## SOURCE DOCUMENT
▼

World Toilet Day: Well, This Is Awkward

I love awkward situations. What makes most people squirm makes me break out in a fit of laughter. I enjoy watching people react in uncomfortable situations and don’t mind entering awkward situations myself. At this point, you’re probably asking yourself two questions. How does this woman have any friends? Is she about to ask us something awkward?!?

Both valid questions. And sure, now that you brought it up, here’s a potentially awkward question: How do you feel about toilets? That’s right. Toilets. They go by different names around the world: squatty potties, latrines, pits, commodes.

world toilet day black

Here are some awkward toilet situations I’ve personally encountered in the countries where we work:

  • Walking through the slums of Kibera on the outskirts of Nairobi and seeing “flying toilets” — plastic bags of poop — being thrown into gutters, streams, onto neighboring slum-house roofs, or just as far away as possible.

▲

## WHAT YOU NEED TO DO
A – Copy the passage of the World Toilet Day post between "I love awkward" and "us something awkward?!?", inclusive.
B – According to the World Toilet Day post, what are "flying toilets"?
The listing after this point comes from an unrelated source.

## RECORDS PROVIDED
▼

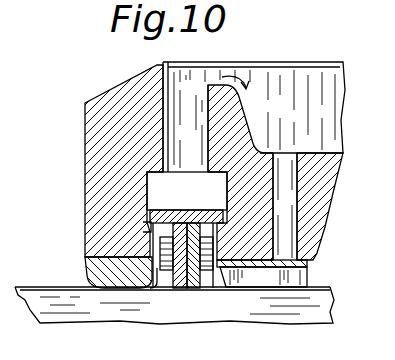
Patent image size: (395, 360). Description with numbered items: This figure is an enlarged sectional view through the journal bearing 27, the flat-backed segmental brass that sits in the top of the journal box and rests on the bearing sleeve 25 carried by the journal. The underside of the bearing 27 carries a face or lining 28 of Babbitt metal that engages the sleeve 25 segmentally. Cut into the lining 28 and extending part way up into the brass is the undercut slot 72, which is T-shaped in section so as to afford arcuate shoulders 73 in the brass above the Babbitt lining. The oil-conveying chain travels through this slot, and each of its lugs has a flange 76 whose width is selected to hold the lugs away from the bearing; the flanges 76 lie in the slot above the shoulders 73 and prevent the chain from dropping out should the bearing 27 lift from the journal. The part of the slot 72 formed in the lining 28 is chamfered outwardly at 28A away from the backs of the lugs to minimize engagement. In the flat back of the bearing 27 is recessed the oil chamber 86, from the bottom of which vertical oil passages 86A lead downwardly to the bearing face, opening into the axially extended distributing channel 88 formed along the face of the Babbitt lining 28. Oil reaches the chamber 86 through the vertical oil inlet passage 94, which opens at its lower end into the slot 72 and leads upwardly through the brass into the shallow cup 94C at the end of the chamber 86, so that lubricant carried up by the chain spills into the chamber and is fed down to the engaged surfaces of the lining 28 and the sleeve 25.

▲
▼

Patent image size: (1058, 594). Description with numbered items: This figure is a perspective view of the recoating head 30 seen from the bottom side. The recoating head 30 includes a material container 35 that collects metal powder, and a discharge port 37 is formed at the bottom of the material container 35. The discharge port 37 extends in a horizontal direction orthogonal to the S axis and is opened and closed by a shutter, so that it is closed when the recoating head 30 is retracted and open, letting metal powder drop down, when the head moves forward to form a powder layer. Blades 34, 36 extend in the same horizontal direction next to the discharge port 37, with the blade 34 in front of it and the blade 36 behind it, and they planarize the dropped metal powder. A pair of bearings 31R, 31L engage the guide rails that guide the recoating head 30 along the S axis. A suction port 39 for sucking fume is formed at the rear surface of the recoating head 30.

▲

## THE ANSWERS
A –
I love awkward situations. What makes most people squirm makes me break out in a fit of laughter. I enjoy watching people react in uncomfortable situations and don’t mind entering awkward situations myself. At this point, you’re probably asking yourself two questions. How does this woman have any friends? Is she about to ask us something awkward?!?

B – Plastic bags of poop.